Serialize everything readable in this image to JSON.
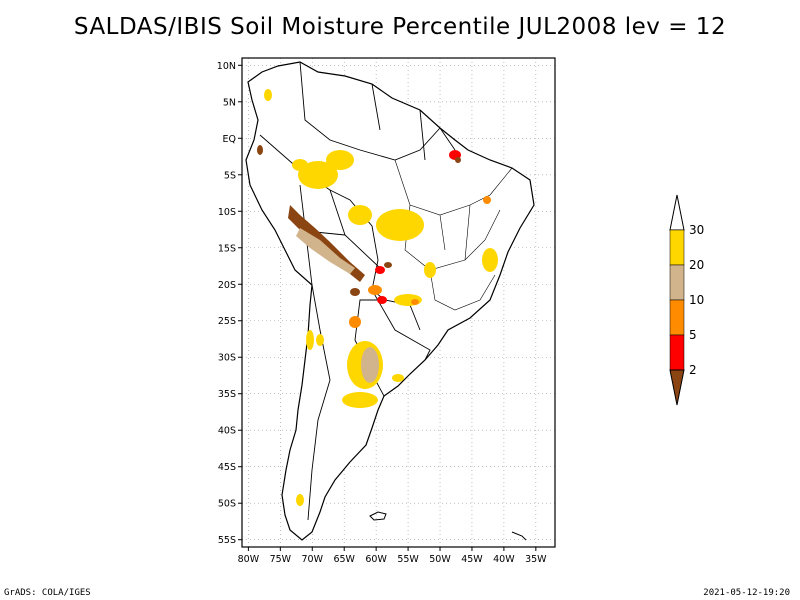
{
  "title": "SALDAS/IBIS Soil Moisture Percentile JUL2008 lev = 12",
  "footer": {
    "left": "GrADS: COLA/IGES",
    "right": "2021-05-12-19:20"
  },
  "map": {
    "lat_ticks": [
      "10N",
      "5N",
      "EQ",
      "5S",
      "10S",
      "15S",
      "20S",
      "25S",
      "30S",
      "35S",
      "40S",
      "45S",
      "50S",
      "55S"
    ],
    "lon_ticks": [
      "80W",
      "75W",
      "70W",
      "65W",
      "60W",
      "55W",
      "50W",
      "45W",
      "40W",
      "35W"
    ],
    "lat_values": [
      10,
      5,
      0,
      -5,
      -10,
      -15,
      -20,
      -25,
      -30,
      -35,
      -40,
      -45,
      -50,
      -55
    ],
    "lon_values": [
      -80,
      -75,
      -70,
      -65,
      -60,
      -55,
      -50,
      -45,
      -40,
      -35
    ],
    "lon_range": [
      -81,
      -32
    ],
    "lat_range": [
      -56,
      11
    ],
    "grid": "dotted"
  },
  "legend": {
    "labels": [
      "30",
      "20",
      "10",
      "5",
      "2"
    ],
    "colors": [
      "#ffd700",
      "#d2b48c",
      "#ff8c00",
      "#ff0000",
      "#8b4513"
    ],
    "top_color": "#ffffff"
  }
}
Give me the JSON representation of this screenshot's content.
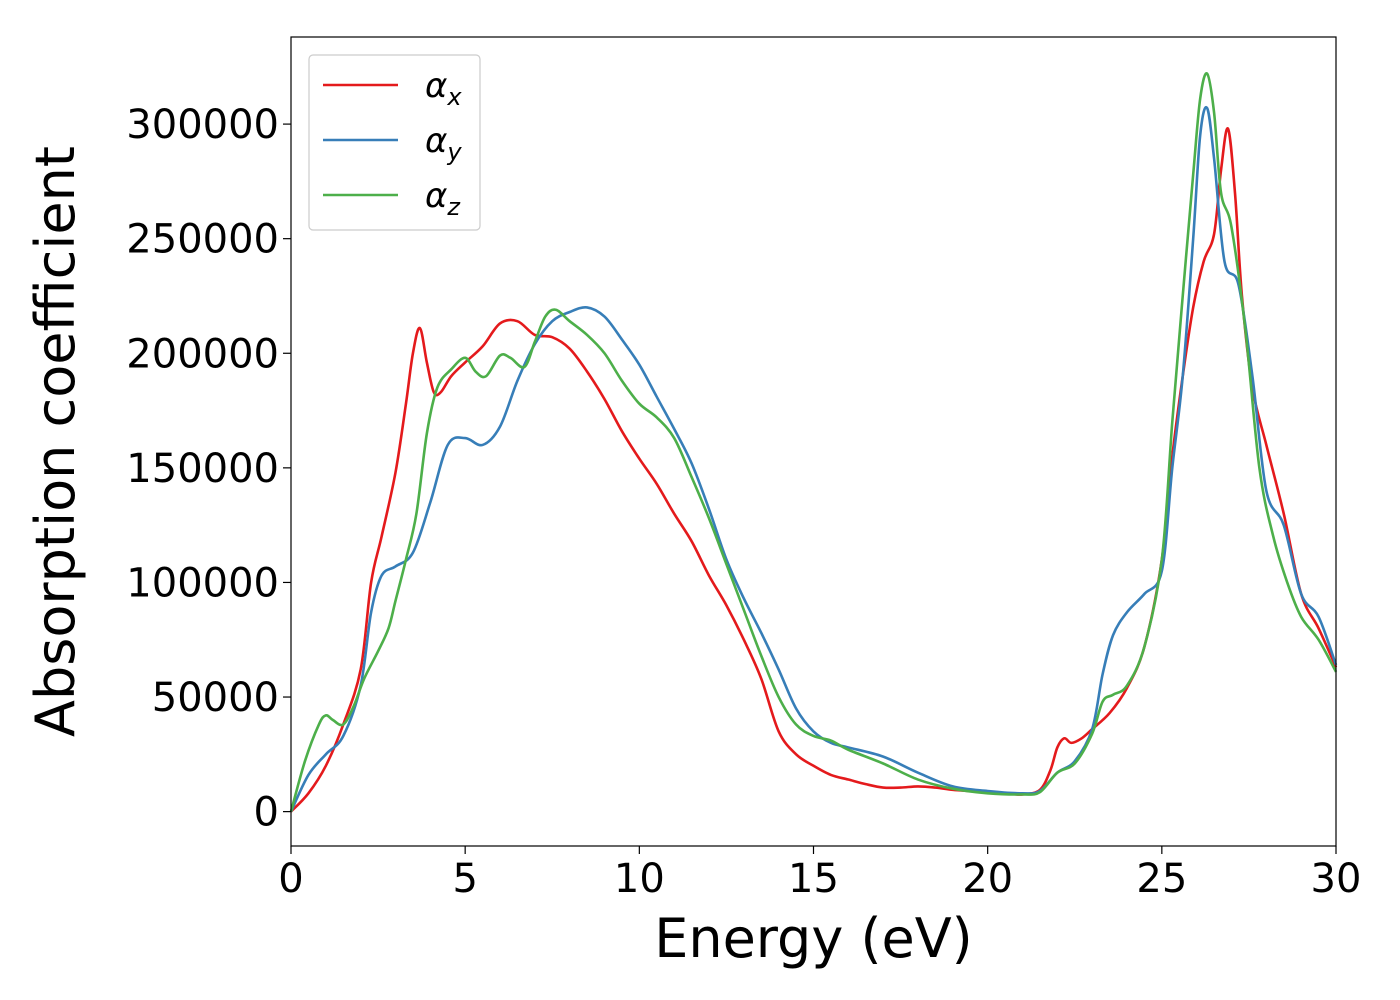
{
  "chart_data": {
    "type": "line",
    "xlabel": "Energy (eV)",
    "ylabel": "Absorption coefficient",
    "xlim": [
      0,
      30
    ],
    "ylim": [
      -15000,
      338000
    ],
    "xticks": [
      0,
      5,
      10,
      15,
      20,
      25,
      30
    ],
    "yticks": [
      0,
      50000,
      100000,
      150000,
      200000,
      250000,
      300000
    ],
    "grid": false,
    "legend_position": "top-left",
    "series": [
      {
        "name": "αx",
        "symbol": "α",
        "subscript": "x",
        "color": "#e41a1c",
        "x": [
          0,
          0.5,
          1,
          1.5,
          2,
          2.3,
          2.6,
          3,
          3.3,
          3.5,
          3.7,
          3.9,
          4.1,
          4.3,
          4.6,
          5,
          5.5,
          6,
          6.5,
          7,
          7.5,
          8,
          8.5,
          9,
          9.5,
          10,
          10.5,
          11,
          11.5,
          12,
          12.5,
          13,
          13.5,
          14,
          14.5,
          15,
          15.5,
          16,
          16.5,
          17,
          17.5,
          18,
          18.5,
          19,
          19.5,
          20,
          20.5,
          21,
          21.5,
          21.8,
          22,
          22.2,
          22.4,
          22.7,
          23,
          23.5,
          24,
          24.5,
          25,
          25.3,
          25.6,
          25.9,
          26.2,
          26.5,
          26.7,
          26.9,
          27.1,
          27.3,
          27.6,
          28,
          28.5,
          29,
          29.5,
          30
        ],
        "y": [
          0,
          8000,
          20000,
          38000,
          62000,
          100000,
          120000,
          148000,
          178000,
          200000,
          211000,
          196000,
          183000,
          183000,
          190000,
          196000,
          203000,
          213000,
          214000,
          208000,
          207000,
          202000,
          192000,
          180000,
          166000,
          154000,
          143000,
          130000,
          118000,
          103000,
          90000,
          75000,
          58000,
          35000,
          25000,
          20000,
          16000,
          14000,
          12000,
          10500,
          10500,
          11000,
          10500,
          9500,
          9000,
          8500,
          8000,
          7500,
          9500,
          18000,
          28000,
          32000,
          30000,
          32000,
          36000,
          43000,
          54000,
          72000,
          110000,
          155000,
          190000,
          220000,
          240000,
          252000,
          280000,
          298000,
          270000,
          225000,
          185000,
          160000,
          130000,
          95000,
          80000,
          63000
        ]
      },
      {
        "name": "αy",
        "symbol": "α",
        "subscript": "y",
        "color": "#377eb8",
        "x": [
          0,
          0.5,
          1,
          1.5,
          2,
          2.3,
          2.6,
          3,
          3.5,
          4,
          4.5,
          5,
          5.5,
          6,
          6.5,
          7,
          7.5,
          8,
          8.5,
          9,
          9.5,
          10,
          10.5,
          11,
          11.5,
          12,
          12.5,
          13,
          13.5,
          14,
          14.5,
          15,
          15.5,
          16,
          17,
          18,
          19,
          20,
          21,
          21.5,
          22,
          22.5,
          23,
          23.3,
          23.6,
          24,
          24.5,
          25,
          25.3,
          25.6,
          25.9,
          26.1,
          26.3,
          26.5,
          26.8,
          27.2,
          27.6,
          28,
          28.5,
          29,
          29.5,
          30
        ],
        "y": [
          0,
          16000,
          25000,
          33000,
          55000,
          87000,
          103000,
          107000,
          113000,
          135000,
          160000,
          163000,
          160000,
          168000,
          188000,
          204000,
          214000,
          218000,
          220000,
          216000,
          206000,
          195000,
          181000,
          167000,
          152000,
          132000,
          110000,
          93000,
          78000,
          62000,
          45000,
          35000,
          30000,
          28000,
          24000,
          17000,
          11000,
          9000,
          8000,
          9000,
          17000,
          22000,
          36000,
          60000,
          77000,
          87000,
          95000,
          105000,
          150000,
          190000,
          250000,
          295000,
          307000,
          285000,
          240000,
          230000,
          190000,
          140000,
          125000,
          95000,
          85000,
          64000
        ]
      },
      {
        "name": "αz",
        "symbol": "α",
        "subscript": "z",
        "color": "#4daf4a",
        "x": [
          0,
          0.4,
          0.8,
          1,
          1.2,
          1.5,
          1.8,
          2.1,
          2.5,
          2.8,
          3,
          3.3,
          3.6,
          3.9,
          4.2,
          4.6,
          5,
          5.3,
          5.6,
          6,
          6.3,
          6.7,
          7,
          7.3,
          7.6,
          8,
          8.5,
          9,
          9.5,
          10,
          10.5,
          11,
          11.5,
          12,
          12.5,
          13,
          13.5,
          14,
          14.5,
          15,
          15.5,
          16,
          17,
          18,
          19,
          20,
          21,
          21.5,
          22,
          22.5,
          23,
          23.3,
          23.6,
          24,
          24.5,
          25,
          25.3,
          25.6,
          25.9,
          26.1,
          26.3,
          26.5,
          26.7,
          27,
          27.4,
          27.8,
          28.2,
          28.6,
          29,
          29.5,
          30
        ],
        "y": [
          0,
          22000,
          38000,
          42000,
          40000,
          38000,
          46000,
          58000,
          70000,
          80000,
          92000,
          110000,
          130000,
          165000,
          185000,
          193000,
          198000,
          192000,
          190000,
          199000,
          198000,
          194000,
          205000,
          216000,
          219000,
          214000,
          208000,
          200000,
          188000,
          178000,
          172000,
          163000,
          146000,
          128000,
          108000,
          88000,
          68000,
          50000,
          38000,
          33000,
          31000,
          27000,
          21000,
          14000,
          10000,
          8000,
          7500,
          8500,
          17000,
          21000,
          34000,
          48000,
          51000,
          55000,
          72000,
          110000,
          170000,
          225000,
          278000,
          311000,
          322000,
          305000,
          270000,
          255000,
          210000,
          150000,
          120000,
          100000,
          85000,
          75000,
          61000
        ]
      }
    ]
  }
}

### Given instruction
Output all of the entries verbatim, leaving out any images.

### Complete answer
Serialize everything readable in this image to JSON.
{
  "title": "SALDAS/IBIS Soil Moisture Percentile JUL2008 lev = 12",
  "footer": {
    "left": "GrADS: COLA/IGES",
    "right": "2021-05-12-19:20"
  },
  "map": {
    "lat_ticks": [
      "10N",
      "5N",
      "EQ",
      "5S",
      "10S",
      "15S",
      "20S",
      "25S",
      "30S",
      "35S",
      "40S",
      "45S",
      "50S",
      "55S"
    ],
    "lon_ticks": [
      "80W",
      "75W",
      "70W",
      "65W",
      "60W",
      "55W",
      "50W",
      "45W",
      "40W",
      "35W"
    ],
    "lat_values": [
      10,
      5,
      0,
      -5,
      -10,
      -15,
      -20,
      -25,
      -30,
      -35,
      -40,
      -45,
      -50,
      -55
    ],
    "lon_values": [
      -80,
      -75,
      -70,
      -65,
      -60,
      -55,
      -50,
      -45,
      -40,
      -35
    ],
    "lon_range": [
      -81,
      -32
    ],
    "lat_range": [
      -56,
      11
    ],
    "grid": "dotted"
  },
  "legend": {
    "labels": [
      "30",
      "20",
      "10",
      "5",
      "2"
    ],
    "colors": [
      "#ffd700",
      "#d2b48c",
      "#ff8c00",
      "#ff0000",
      "#8b4513"
    ],
    "top_color": "#ffffff"
  }
}
Give me the JSON representation of this screenshot's content.
{
  "chart_data": {
    "type": "line",
    "xlabel": "Energy (eV)",
    "ylabel": "Absorption coefficient",
    "xlim": [
      0,
      30
    ],
    "ylim": [
      -15000,
      338000
    ],
    "xticks": [
      0,
      5,
      10,
      15,
      20,
      25,
      30
    ],
    "yticks": [
      0,
      50000,
      100000,
      150000,
      200000,
      250000,
      300000
    ],
    "grid": false,
    "legend_position": "top-left",
    "series": [
      {
        "name": "αx",
        "symbol": "α",
        "subscript": "x",
        "color": "#e41a1c",
        "x": [
          0,
          0.5,
          1,
          1.5,
          2,
          2.3,
          2.6,
          3,
          3.3,
          3.5,
          3.7,
          3.9,
          4.1,
          4.3,
          4.6,
          5,
          5.5,
          6,
          6.5,
          7,
          7.5,
          8,
          8.5,
          9,
          9.5,
          10,
          10.5,
          11,
          11.5,
          12,
          12.5,
          13,
          13.5,
          14,
          14.5,
          15,
          15.5,
          16,
          16.5,
          17,
          17.5,
          18,
          18.5,
          19,
          19.5,
          20,
          20.5,
          21,
          21.5,
          21.8,
          22,
          22.2,
          22.4,
          22.7,
          23,
          23.5,
          24,
          24.5,
          25,
          25.3,
          25.6,
          25.9,
          26.2,
          26.5,
          26.7,
          26.9,
          27.1,
          27.3,
          27.6,
          28,
          28.5,
          29,
          29.5,
          30
        ],
        "y": [
          0,
          8000,
          20000,
          38000,
          62000,
          100000,
          120000,
          148000,
          178000,
          200000,
          211000,
          196000,
          183000,
          183000,
          190000,
          196000,
          203000,
          213000,
          214000,
          208000,
          207000,
          202000,
          192000,
          180000,
          166000,
          154000,
          143000,
          130000,
          118000,
          103000,
          90000,
          75000,
          58000,
          35000,
          25000,
          20000,
          16000,
          14000,
          12000,
          10500,
          10500,
          11000,
          10500,
          9500,
          9000,
          8500,
          8000,
          7500,
          9500,
          18000,
          28000,
          32000,
          30000,
          32000,
          36000,
          43000,
          54000,
          72000,
          110000,
          155000,
          190000,
          220000,
          240000,
          252000,
          280000,
          298000,
          270000,
          225000,
          185000,
          160000,
          130000,
          95000,
          80000,
          63000
        ]
      },
      {
        "name": "αy",
        "symbol": "α",
        "subscript": "y",
        "color": "#377eb8",
        "x": [
          0,
          0.5,
          1,
          1.5,
          2,
          2.3,
          2.6,
          3,
          3.5,
          4,
          4.5,
          5,
          5.5,
          6,
          6.5,
          7,
          7.5,
          8,
          8.5,
          9,
          9.5,
          10,
          10.5,
          11,
          11.5,
          12,
          12.5,
          13,
          13.5,
          14,
          14.5,
          15,
          15.5,
          16,
          17,
          18,
          19,
          20,
          21,
          21.5,
          22,
          22.5,
          23,
          23.3,
          23.6,
          24,
          24.5,
          25,
          25.3,
          25.6,
          25.9,
          26.1,
          26.3,
          26.5,
          26.8,
          27.2,
          27.6,
          28,
          28.5,
          29,
          29.5,
          30
        ],
        "y": [
          0,
          16000,
          25000,
          33000,
          55000,
          87000,
          103000,
          107000,
          113000,
          135000,
          160000,
          163000,
          160000,
          168000,
          188000,
          204000,
          214000,
          218000,
          220000,
          216000,
          206000,
          195000,
          181000,
          167000,
          152000,
          132000,
          110000,
          93000,
          78000,
          62000,
          45000,
          35000,
          30000,
          28000,
          24000,
          17000,
          11000,
          9000,
          8000,
          9000,
          17000,
          22000,
          36000,
          60000,
          77000,
          87000,
          95000,
          105000,
          150000,
          190000,
          250000,
          295000,
          307000,
          285000,
          240000,
          230000,
          190000,
          140000,
          125000,
          95000,
          85000,
          64000
        ]
      },
      {
        "name": "αz",
        "symbol": "α",
        "subscript": "z",
        "color": "#4daf4a",
        "x": [
          0,
          0.4,
          0.8,
          1,
          1.2,
          1.5,
          1.8,
          2.1,
          2.5,
          2.8,
          3,
          3.3,
          3.6,
          3.9,
          4.2,
          4.6,
          5,
          5.3,
          5.6,
          6,
          6.3,
          6.7,
          7,
          7.3,
          7.6,
          8,
          8.5,
          9,
          9.5,
          10,
          10.5,
          11,
          11.5,
          12,
          12.5,
          13,
          13.5,
          14,
          14.5,
          15,
          15.5,
          16,
          17,
          18,
          19,
          20,
          21,
          21.5,
          22,
          22.5,
          23,
          23.3,
          23.6,
          24,
          24.5,
          25,
          25.3,
          25.6,
          25.9,
          26.1,
          26.3,
          26.5,
          26.7,
          27,
          27.4,
          27.8,
          28.2,
          28.6,
          29,
          29.5,
          30
        ],
        "y": [
          0,
          22000,
          38000,
          42000,
          40000,
          38000,
          46000,
          58000,
          70000,
          80000,
          92000,
          110000,
          130000,
          165000,
          185000,
          193000,
          198000,
          192000,
          190000,
          199000,
          198000,
          194000,
          205000,
          216000,
          219000,
          214000,
          208000,
          200000,
          188000,
          178000,
          172000,
          163000,
          146000,
          128000,
          108000,
          88000,
          68000,
          50000,
          38000,
          33000,
          31000,
          27000,
          21000,
          14000,
          10000,
          8000,
          7500,
          8500,
          17000,
          21000,
          34000,
          48000,
          51000,
          55000,
          72000,
          110000,
          170000,
          225000,
          278000,
          311000,
          322000,
          305000,
          270000,
          255000,
          210000,
          150000,
          120000,
          100000,
          85000,
          75000,
          61000
        ]
      }
    ]
  }
}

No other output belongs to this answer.